### What needs to be done
Count how many lines have the word "JSON" in them. Reply with that number by itself.
::::::
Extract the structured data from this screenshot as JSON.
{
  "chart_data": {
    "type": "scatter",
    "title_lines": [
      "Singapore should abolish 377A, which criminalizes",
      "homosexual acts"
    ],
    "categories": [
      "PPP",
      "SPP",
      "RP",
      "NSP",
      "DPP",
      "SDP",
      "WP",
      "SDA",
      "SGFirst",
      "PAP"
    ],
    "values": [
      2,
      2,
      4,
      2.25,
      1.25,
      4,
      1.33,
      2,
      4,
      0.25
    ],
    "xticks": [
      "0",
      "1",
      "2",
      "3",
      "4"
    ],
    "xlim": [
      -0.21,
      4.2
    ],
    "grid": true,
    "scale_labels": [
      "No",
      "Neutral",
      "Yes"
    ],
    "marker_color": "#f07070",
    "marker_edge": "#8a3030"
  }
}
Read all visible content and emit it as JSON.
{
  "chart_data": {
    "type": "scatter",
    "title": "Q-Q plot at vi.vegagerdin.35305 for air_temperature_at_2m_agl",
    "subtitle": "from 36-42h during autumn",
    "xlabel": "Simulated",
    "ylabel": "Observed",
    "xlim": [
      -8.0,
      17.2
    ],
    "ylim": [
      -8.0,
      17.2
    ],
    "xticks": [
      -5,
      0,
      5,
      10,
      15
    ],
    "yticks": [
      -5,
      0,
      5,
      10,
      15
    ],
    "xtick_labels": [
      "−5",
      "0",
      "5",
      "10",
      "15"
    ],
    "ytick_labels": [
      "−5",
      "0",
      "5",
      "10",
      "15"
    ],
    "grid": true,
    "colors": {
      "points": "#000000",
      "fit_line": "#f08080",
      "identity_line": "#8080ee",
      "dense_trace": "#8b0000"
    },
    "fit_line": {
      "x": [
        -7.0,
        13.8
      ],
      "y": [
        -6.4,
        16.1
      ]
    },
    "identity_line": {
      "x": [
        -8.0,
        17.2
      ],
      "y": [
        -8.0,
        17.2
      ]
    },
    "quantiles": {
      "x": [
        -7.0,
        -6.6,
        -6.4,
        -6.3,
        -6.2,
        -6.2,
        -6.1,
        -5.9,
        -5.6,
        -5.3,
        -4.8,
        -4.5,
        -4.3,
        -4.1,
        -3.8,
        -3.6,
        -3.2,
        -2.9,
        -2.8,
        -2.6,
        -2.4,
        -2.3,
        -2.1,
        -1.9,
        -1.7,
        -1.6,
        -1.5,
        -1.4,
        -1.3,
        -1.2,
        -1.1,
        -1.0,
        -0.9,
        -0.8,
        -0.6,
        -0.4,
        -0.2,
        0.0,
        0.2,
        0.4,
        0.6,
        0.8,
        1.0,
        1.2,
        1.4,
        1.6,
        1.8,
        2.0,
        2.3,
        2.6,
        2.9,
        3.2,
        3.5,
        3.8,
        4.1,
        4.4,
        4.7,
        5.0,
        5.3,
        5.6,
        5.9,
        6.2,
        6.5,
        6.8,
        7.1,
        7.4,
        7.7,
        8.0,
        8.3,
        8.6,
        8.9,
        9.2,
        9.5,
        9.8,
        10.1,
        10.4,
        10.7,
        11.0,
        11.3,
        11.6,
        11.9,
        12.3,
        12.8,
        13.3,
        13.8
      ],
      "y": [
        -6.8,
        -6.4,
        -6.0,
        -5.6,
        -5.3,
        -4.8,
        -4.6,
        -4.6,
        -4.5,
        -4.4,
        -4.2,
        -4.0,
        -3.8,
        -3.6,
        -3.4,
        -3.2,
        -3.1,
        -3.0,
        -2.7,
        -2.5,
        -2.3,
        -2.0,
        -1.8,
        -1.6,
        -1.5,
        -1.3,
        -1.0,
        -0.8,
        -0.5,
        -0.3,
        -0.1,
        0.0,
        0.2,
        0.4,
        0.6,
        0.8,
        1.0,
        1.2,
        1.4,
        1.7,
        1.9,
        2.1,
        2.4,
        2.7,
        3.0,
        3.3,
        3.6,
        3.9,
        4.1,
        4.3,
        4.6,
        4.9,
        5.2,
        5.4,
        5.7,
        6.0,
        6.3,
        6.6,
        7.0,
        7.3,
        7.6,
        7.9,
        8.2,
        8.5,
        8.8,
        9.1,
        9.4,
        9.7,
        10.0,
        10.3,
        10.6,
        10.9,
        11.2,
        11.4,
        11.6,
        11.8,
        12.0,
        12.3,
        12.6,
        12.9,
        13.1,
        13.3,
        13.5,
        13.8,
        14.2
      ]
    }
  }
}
::::::
### The response
2